=== The data ===
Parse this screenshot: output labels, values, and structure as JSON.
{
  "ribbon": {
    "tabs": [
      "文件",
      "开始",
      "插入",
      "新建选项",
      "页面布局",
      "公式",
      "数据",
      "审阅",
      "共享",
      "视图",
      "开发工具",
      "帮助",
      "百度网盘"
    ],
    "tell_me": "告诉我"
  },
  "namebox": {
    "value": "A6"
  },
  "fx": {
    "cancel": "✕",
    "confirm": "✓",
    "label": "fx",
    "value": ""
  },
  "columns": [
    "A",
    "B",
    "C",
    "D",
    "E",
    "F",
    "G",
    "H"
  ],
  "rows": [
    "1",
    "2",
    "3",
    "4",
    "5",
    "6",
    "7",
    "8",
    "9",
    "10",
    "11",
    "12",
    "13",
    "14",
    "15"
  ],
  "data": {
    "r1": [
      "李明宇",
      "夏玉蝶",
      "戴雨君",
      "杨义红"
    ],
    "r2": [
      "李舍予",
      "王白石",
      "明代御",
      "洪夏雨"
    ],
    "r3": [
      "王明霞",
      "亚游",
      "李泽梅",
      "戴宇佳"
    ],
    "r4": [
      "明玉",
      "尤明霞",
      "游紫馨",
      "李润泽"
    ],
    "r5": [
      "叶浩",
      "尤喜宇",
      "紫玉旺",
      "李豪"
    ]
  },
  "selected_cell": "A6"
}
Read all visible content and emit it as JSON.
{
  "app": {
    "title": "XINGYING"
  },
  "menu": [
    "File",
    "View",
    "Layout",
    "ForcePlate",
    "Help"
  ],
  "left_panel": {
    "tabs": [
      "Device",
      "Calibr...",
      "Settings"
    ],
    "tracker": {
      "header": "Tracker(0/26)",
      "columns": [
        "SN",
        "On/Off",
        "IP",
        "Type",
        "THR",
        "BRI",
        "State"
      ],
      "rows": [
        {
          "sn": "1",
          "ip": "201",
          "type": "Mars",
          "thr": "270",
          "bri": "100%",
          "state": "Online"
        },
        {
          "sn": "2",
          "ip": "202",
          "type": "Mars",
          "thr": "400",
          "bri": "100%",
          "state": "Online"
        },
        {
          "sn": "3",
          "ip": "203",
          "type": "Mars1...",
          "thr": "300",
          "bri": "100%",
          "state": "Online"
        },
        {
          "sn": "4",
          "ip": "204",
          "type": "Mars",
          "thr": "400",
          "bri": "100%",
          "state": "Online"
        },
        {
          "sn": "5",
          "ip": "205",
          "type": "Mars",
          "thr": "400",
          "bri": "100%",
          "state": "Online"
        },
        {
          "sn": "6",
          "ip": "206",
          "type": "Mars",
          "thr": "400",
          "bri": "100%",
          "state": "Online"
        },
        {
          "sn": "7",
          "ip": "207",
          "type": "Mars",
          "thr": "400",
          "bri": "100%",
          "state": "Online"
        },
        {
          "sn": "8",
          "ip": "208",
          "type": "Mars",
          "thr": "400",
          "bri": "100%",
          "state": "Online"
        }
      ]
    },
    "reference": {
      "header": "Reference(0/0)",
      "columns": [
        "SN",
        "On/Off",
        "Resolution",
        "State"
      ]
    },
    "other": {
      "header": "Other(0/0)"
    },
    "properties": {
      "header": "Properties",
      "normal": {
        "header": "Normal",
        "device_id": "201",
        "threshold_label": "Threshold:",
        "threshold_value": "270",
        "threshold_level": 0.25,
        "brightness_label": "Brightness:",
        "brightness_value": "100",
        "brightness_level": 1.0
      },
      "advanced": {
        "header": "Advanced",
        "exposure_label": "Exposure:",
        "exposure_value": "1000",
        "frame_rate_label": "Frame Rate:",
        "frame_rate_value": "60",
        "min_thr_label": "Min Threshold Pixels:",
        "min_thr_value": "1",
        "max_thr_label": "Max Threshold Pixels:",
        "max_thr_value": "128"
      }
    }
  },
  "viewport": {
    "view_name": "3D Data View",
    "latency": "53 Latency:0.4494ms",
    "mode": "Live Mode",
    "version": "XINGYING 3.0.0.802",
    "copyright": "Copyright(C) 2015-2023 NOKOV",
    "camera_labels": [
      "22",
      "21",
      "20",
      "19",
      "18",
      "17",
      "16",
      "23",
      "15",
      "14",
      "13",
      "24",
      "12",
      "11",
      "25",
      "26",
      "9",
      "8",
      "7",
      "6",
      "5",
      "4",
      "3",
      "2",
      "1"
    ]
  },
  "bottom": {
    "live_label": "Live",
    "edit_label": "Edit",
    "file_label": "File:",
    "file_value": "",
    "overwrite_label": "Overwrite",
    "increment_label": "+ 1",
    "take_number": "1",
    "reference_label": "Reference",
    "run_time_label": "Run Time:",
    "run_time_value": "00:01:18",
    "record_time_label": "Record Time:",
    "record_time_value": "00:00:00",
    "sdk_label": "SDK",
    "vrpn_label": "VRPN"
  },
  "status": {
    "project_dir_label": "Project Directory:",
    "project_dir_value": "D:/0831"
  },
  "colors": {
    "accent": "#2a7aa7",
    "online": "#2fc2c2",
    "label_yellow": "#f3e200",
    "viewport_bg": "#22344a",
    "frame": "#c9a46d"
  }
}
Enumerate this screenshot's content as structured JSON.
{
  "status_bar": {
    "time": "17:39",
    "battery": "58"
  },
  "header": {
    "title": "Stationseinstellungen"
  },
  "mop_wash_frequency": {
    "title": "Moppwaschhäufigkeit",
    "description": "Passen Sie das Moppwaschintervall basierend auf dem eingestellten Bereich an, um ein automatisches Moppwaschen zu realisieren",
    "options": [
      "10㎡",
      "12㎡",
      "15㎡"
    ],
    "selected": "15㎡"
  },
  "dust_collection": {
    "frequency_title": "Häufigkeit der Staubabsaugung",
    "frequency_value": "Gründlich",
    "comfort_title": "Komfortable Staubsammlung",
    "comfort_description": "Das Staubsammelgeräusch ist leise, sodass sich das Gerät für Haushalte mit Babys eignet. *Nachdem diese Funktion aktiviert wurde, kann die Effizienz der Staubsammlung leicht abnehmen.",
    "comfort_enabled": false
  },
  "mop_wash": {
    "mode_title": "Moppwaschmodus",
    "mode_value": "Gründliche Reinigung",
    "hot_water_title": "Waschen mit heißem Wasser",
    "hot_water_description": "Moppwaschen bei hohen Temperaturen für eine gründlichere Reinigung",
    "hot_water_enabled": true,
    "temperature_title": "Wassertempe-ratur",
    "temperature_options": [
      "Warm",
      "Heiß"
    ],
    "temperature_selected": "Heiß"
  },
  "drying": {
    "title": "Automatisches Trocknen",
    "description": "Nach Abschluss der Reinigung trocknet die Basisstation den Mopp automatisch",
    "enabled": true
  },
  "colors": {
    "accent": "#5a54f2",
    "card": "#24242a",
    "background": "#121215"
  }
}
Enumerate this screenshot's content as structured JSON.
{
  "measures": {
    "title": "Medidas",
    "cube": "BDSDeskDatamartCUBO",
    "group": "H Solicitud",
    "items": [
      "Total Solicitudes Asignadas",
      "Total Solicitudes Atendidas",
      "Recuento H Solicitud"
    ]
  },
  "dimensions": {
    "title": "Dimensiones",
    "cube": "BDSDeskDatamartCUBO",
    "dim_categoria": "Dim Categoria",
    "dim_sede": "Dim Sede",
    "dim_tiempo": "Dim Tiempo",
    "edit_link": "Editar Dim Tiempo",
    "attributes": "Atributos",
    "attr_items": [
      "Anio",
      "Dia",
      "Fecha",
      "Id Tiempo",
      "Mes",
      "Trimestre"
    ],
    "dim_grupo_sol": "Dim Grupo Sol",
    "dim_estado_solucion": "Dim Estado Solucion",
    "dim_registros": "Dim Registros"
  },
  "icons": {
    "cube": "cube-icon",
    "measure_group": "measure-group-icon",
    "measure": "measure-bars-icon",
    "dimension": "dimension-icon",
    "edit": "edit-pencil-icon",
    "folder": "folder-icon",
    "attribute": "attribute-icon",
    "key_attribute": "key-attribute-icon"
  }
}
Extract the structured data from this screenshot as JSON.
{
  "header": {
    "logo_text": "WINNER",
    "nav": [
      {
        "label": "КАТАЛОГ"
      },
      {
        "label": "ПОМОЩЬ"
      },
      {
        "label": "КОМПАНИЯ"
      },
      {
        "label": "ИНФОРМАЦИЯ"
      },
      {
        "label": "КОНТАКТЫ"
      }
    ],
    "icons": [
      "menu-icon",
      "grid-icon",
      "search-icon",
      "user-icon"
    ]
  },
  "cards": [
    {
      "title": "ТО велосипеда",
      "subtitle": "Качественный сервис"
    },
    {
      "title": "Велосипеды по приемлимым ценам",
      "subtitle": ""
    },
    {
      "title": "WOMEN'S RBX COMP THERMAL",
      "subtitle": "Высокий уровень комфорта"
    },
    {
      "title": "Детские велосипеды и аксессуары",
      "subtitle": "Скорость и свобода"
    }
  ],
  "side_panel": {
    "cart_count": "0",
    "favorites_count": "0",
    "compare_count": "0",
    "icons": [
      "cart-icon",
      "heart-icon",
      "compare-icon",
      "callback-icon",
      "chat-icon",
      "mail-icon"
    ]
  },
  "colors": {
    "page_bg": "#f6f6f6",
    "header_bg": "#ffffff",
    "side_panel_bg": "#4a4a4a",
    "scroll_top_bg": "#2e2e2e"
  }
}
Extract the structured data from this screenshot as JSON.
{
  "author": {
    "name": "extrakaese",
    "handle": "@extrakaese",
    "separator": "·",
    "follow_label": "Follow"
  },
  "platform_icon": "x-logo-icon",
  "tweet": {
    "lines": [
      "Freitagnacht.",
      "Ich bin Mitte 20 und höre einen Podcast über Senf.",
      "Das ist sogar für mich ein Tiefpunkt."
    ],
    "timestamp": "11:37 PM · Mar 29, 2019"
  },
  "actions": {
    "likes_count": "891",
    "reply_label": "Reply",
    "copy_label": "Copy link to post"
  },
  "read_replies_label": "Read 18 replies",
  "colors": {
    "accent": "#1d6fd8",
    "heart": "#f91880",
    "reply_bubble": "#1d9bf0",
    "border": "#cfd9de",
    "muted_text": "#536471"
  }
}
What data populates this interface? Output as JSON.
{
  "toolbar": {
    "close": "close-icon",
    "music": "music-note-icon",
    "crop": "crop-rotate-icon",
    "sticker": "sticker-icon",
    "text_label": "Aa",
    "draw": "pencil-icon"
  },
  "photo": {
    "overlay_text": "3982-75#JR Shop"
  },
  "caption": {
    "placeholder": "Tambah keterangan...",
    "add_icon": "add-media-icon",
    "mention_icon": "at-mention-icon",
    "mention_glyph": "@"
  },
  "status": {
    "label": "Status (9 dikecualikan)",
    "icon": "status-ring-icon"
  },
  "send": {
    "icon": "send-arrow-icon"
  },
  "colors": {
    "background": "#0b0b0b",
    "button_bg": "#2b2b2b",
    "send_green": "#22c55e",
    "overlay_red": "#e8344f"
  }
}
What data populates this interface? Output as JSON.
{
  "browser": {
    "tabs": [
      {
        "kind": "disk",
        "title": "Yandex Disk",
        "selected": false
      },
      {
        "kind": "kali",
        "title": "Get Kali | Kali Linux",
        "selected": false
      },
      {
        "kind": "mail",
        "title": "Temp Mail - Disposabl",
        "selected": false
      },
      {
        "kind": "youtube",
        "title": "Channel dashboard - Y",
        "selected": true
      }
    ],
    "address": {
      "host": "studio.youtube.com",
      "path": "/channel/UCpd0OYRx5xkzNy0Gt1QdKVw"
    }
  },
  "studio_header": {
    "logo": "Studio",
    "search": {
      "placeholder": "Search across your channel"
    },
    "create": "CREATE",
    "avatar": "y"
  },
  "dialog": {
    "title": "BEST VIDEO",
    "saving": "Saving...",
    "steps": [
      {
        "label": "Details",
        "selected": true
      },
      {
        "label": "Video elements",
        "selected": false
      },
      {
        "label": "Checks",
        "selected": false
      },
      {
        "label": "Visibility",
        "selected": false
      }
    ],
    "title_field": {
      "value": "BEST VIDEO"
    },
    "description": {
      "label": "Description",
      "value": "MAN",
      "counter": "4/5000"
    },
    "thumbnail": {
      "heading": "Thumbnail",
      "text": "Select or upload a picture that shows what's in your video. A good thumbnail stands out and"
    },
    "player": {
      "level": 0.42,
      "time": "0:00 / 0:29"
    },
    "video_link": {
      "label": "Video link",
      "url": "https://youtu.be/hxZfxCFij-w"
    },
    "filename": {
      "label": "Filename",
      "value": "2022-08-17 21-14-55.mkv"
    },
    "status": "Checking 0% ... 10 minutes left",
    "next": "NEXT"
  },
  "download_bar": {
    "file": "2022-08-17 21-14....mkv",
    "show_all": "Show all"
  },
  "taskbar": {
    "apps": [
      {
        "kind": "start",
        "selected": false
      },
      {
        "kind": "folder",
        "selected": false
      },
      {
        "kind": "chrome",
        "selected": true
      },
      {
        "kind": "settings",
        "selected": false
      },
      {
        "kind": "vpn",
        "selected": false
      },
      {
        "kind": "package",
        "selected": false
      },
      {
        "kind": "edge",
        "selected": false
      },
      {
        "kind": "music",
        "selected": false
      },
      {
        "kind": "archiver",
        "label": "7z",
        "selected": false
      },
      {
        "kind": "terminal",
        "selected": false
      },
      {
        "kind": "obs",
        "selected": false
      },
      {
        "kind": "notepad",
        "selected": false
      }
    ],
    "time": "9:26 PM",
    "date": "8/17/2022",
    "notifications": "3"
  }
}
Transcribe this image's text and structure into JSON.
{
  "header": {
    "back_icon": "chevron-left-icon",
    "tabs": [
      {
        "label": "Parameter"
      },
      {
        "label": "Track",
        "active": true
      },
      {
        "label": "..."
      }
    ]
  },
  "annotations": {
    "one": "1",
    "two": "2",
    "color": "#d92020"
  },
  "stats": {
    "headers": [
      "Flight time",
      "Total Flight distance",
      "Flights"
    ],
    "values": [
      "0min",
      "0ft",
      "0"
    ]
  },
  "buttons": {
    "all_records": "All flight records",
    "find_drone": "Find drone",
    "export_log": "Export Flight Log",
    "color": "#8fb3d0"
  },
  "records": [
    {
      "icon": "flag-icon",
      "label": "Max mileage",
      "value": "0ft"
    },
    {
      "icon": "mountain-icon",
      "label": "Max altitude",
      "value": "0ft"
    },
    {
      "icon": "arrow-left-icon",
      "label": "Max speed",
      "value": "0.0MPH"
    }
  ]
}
===
• [Work to do] Report how many lines in these entries contain "XINGYING". Answer with the number only.

• [Solution below] 2